* [AIM] Reproduce the records below exactly as they appear, omitting any pictures they contain.

#####

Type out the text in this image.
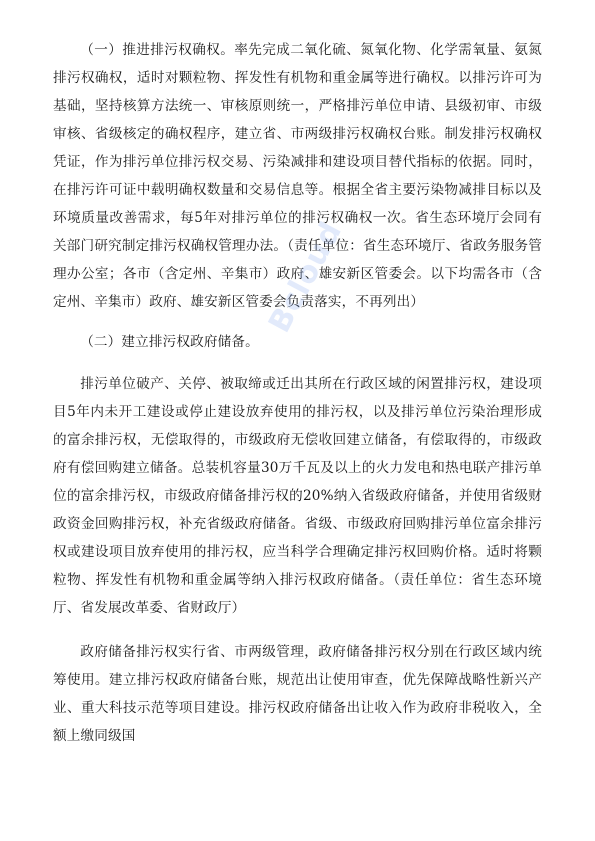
（一）推进排污权确权。率先完成二氧化硫、氮氧化物、化学需氧量、氨氮排污权确权，适时对颗粒物、挥发性有机物和重金属等进行确权。以排污许可为基础，坚持核算方法统一、审核原则统一，严格排污单位申请、县级初审、市级审核、省级核定的确权程序，建立省、市两级排污权确权台账。制发排污权确权凭证，作为排污单位排污权交易、污染减排和建设项目替代指标的依据。同时，在排污许可证中载明确权数量和交易信息等。根据全省主要污染物减排目标以及环境质量改善需求，每5年对排污单位的排污权确权一次。省生态环境厅会同有关部门研究制定排污权确权管理办法。（责任单位：省生态环境厅、省政务服务管理办公室；各市（含定州、辛集市）政府、雄安新区管委会。以下均需各市（含定州、辛集市）政府、雄安新区管委会负责落实，不再列出）

（二）建立排污权政府储备。

排污单位破产、关停、被取缔或迁出其所在行政区域的闲置排污权，建设项目5年内未开工建设或停止建设放弃使用的排污权，以及排污单位污染治理形成的富余排污权，无偿取得的，市级政府无偿收回建立储备，有偿取得的，市级政府有偿回购建立储备。总装机容量30万千瓦及以上的火力发电和热电联产排污单位的富余排污权，市级政府储备排污权的20%纳入省级政府储备，并使用省级财政资金回购排污权，补充省级政府储备。省级、市级政府回购排污单位富余排污权或建设项目放弃使用的排污权，应当科学合理确定排污权回购价格。适时将颗粒物、挥发性有机物和重金属等纳入排污权政府储备。（责任单位：省生态环境厅、省发展改革委、省财政厅）

政府储备排污权实行省、市两级管理，政府储备排污权分别在行政区域内统筹使用。建立排污权政府储备台账，规范出让使用审查，优先保障战略性新兴产业、重大科技示范等项目建设。排污权政府储备出让收入作为政府非税收入，全额上缴同级国

Bcloud
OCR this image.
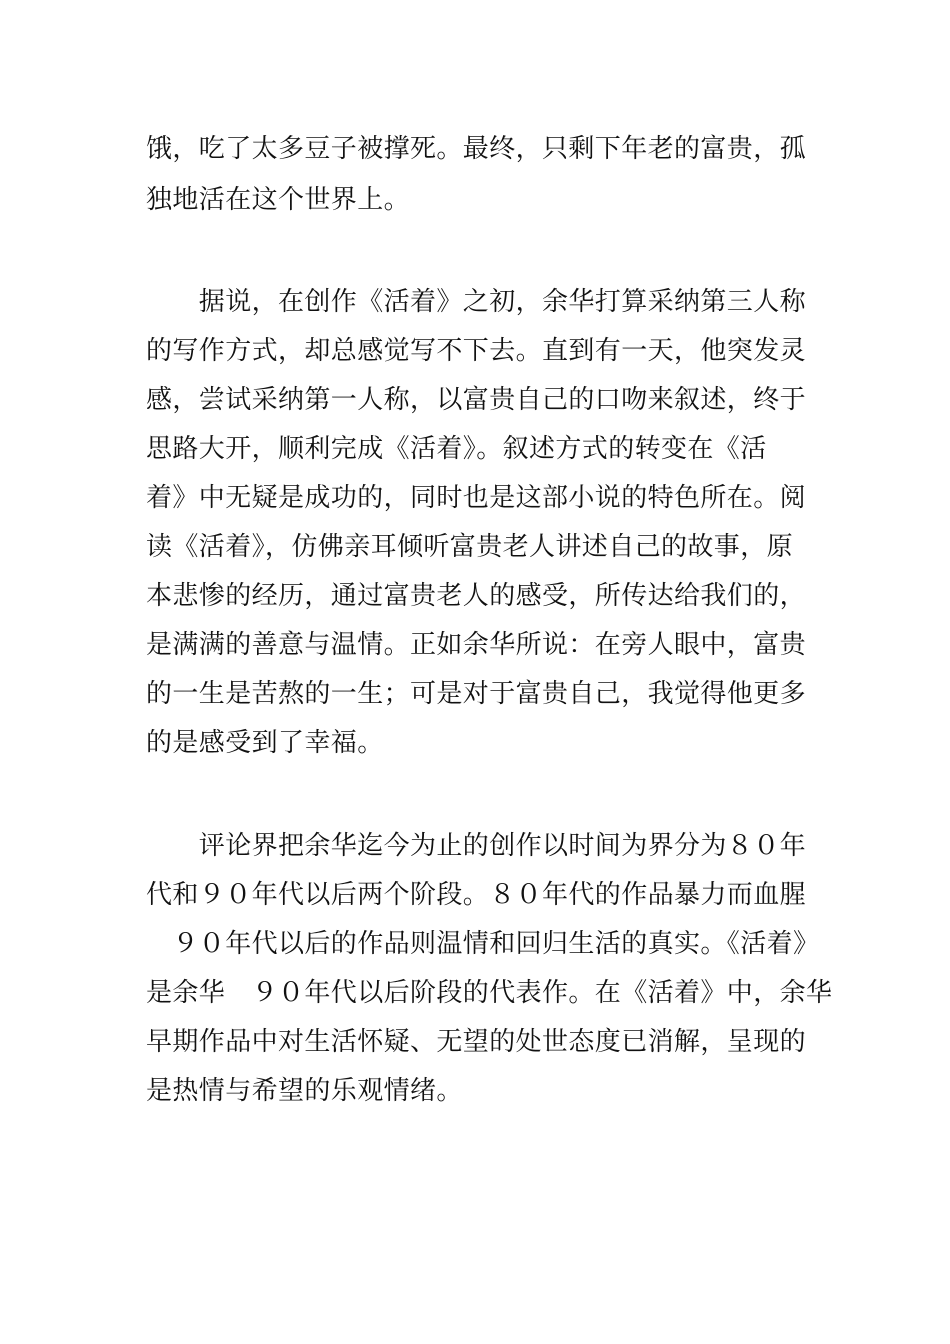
饿，吃了太多豆子被撑死。最终，只剩下年老的富贵，孤
独地活在这个世界上。
　　据说，在创作《活着》之初，余华打算采纳第三人称
的写作方式，却总感觉写不下去。直到有一天，他突发灵
感，尝试采纳第一人称，以富贵自己的口吻来叙述，终于
思路大开，顺利完成《活着》。叙述方式的转变在《活
着》中无疑是成功的，同时也是这部小说的特色所在。阅
读《活着》，仿佛亲耳倾听富贵老人讲述自己的故事，原
本悲惨的经历，通过富贵老人的感受，所传达给我们的，
是满满的善意与温情。正如余华所说：在旁人眼中，富贵
的一生是苦熬的一生；可是对于富贵自己，我觉得他更多
的是感受到了幸福。
　　评论界把余华迄今为止的创作以时间为界分为８０年
代和９０年代以后两个阶段。８０年代的作品暴力而血腥
　９０年代以后的作品则温情和回归生活的真实。《活着》
是余华　９０年代以后阶段的代表作。在《活着》中，余华
早期作品中对生活怀疑、无望的处世态度已消解，呈现的
是热情与希望的乐观情绪。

#####

* [CORRECT OUTPUT]
Type out the text in this image.
（一）推进排污权确权。率先完成二氧化硫、氮氧化物、化学需氧量、氨氮排污权确权，适时对颗粒物、挥发性有机物和重金属等进行确权。以排污许可为基础，坚持核算方法统一、审核原则统一，严格排污单位申请、县级初审、市级审核、省级核定的确权程序，建立省、市两级排污权确权台账。制发排污权确权凭证，作为排污单位排污权交易、污染减排和建设项目替代指标的依据。同时，在排污许可证中载明确权数量和交易信息等。根据全省主要污染物减排目标以及环境质量改善需求，每5年对排污单位的排污权确权一次。省生态环境厅会同有关部门研究制定排污权确权管理办法。（责任单位：省生态环境厅、省政务服务管理办公室；各市（含定州、辛集市）政府、雄安新区管委会。以下均需各市（含定州、辛集市）政府、雄安新区管委会负责落实，不再列出）

（二）建立排污权政府储备。

排污单位破产、关停、被取缔或迁出其所在行政区域的闲置排污权，建设项目5年内未开工建设或停止建设放弃使用的排污权，以及排污单位污染治理形成的富余排污权，无偿取得的，市级政府无偿收回建立储备，有偿取得的，市级政府有偿回购建立储备。总装机容量30万千瓦及以上的火力发电和热电联产排污单位的富余排污权，市级政府储备排污权的20%纳入省级政府储备，并使用省级财政资金回购排污权，补充省级政府储备。省级、市级政府回购排污单位富余排污权或建设项目放弃使用的排污权，应当科学合理确定排污权回购价格。适时将颗粒物、挥发性有机物和重金属等纳入排污权政府储备。（责任单位：省生态环境厅、省发展改革委、省财政厅）

政府储备排污权实行省、市两级管理，政府储备排污权分别在行政区域内统筹使用。建立排污权政府储备台账，规范出让使用审查，优先保障战略性新兴产业、重大科技示范等项目建设。排污权政府储备出让收入作为政府非税收入，全额上缴同级国

Bcloud
OCR this image.
饿，吃了太多豆子被撑死。最终，只剩下年老的富贵，孤
独地活在这个世界上。
　　据说，在创作《活着》之初，余华打算采纳第三人称
的写作方式，却总感觉写不下去。直到有一天，他突发灵
感，尝试采纳第一人称，以富贵自己的口吻来叙述，终于
思路大开，顺利完成《活着》。叙述方式的转变在《活
着》中无疑是成功的，同时也是这部小说的特色所在。阅
读《活着》，仿佛亲耳倾听富贵老人讲述自己的故事，原
本悲惨的经历，通过富贵老人的感受，所传达给我们的，
是满满的善意与温情。正如余华所说：在旁人眼中，富贵
的一生是苦熬的一生；可是对于富贵自己，我觉得他更多
的是感受到了幸福。
　　评论界把余华迄今为止的创作以时间为界分为８０年
代和９０年代以后两个阶段。８０年代的作品暴力而血腥
　９０年代以后的作品则温情和回归生活的真实。《活着》
是余华　９０年代以后阶段的代表作。在《活着》中，余华
早期作品中对生活怀疑、无望的处世态度已消解，呈现的
是热情与希望的乐观情绪。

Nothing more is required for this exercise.